[Stored records]
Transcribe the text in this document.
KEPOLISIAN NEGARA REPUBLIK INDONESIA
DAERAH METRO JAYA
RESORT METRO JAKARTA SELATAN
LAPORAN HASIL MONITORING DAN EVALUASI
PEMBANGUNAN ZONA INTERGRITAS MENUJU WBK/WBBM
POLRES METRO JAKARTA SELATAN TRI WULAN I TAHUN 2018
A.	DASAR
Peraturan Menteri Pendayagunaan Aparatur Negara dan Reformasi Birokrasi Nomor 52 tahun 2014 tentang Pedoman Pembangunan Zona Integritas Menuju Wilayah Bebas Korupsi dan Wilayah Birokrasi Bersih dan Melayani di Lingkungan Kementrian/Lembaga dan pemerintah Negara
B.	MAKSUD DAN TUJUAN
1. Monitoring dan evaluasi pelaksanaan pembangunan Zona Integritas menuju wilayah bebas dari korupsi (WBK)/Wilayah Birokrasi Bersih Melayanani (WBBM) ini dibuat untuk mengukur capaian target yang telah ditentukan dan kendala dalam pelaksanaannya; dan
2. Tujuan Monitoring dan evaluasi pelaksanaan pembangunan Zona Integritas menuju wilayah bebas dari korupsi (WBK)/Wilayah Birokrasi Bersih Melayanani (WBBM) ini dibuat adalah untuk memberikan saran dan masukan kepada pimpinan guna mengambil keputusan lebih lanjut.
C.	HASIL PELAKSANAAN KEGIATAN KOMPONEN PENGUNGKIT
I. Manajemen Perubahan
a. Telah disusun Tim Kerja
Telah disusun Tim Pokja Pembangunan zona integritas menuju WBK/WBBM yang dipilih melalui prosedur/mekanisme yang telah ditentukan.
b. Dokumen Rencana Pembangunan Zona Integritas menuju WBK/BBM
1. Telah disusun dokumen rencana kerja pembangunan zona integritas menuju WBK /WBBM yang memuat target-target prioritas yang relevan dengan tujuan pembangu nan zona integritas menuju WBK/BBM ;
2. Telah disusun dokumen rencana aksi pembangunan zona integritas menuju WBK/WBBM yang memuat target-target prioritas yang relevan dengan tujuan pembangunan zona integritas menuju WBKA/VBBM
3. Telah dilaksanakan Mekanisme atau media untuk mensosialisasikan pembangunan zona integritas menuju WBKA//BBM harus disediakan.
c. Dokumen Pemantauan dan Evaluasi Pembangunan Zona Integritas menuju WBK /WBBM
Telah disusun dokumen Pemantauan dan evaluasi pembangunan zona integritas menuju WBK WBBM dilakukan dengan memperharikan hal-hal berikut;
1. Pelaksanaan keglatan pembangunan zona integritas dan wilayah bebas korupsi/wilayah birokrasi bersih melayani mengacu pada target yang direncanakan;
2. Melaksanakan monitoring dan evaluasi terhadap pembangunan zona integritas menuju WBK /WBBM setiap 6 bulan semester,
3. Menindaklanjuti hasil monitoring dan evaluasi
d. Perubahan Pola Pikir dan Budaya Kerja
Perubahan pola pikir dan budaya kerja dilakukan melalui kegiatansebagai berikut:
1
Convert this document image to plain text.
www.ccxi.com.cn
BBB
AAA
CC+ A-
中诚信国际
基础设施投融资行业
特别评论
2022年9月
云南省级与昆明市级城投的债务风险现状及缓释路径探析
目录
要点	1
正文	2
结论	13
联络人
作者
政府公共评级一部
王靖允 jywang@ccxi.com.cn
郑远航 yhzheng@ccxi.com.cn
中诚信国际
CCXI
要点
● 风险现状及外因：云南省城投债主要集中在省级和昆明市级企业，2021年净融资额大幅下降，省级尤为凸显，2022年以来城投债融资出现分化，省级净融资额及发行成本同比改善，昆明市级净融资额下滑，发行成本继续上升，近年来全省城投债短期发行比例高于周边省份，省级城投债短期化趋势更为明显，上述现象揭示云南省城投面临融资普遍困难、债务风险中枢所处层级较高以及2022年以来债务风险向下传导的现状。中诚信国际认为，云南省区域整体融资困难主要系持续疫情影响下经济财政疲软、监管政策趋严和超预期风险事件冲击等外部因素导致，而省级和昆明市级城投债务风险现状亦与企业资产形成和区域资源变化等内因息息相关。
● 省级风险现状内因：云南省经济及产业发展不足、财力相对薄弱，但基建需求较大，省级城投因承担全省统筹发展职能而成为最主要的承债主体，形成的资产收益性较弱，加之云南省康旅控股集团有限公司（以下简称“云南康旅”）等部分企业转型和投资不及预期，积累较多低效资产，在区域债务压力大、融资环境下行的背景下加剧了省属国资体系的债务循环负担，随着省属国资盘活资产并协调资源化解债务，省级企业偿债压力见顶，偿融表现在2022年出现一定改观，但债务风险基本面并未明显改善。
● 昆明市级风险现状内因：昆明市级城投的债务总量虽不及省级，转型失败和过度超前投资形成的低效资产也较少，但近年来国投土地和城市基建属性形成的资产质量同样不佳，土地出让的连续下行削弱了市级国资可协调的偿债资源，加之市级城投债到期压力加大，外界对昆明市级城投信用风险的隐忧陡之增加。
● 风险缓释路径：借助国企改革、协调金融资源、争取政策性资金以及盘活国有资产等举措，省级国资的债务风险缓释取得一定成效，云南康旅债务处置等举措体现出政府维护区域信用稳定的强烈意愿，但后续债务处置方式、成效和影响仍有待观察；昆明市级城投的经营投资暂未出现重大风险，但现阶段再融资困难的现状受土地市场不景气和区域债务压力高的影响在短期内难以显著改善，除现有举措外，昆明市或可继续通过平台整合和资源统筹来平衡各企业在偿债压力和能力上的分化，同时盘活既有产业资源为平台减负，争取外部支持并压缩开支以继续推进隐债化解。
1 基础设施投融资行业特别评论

Exercise directions: Which lines hold the word "Perubahan"? Copy all of them.

Full answer:
I. Manajemen Perubahan
d. Perubahan Pola Pikir dan Budaya Kerja
Perubahan pola pikir dan budaya kerja dilakukan melalui kegiatansebagai berikut:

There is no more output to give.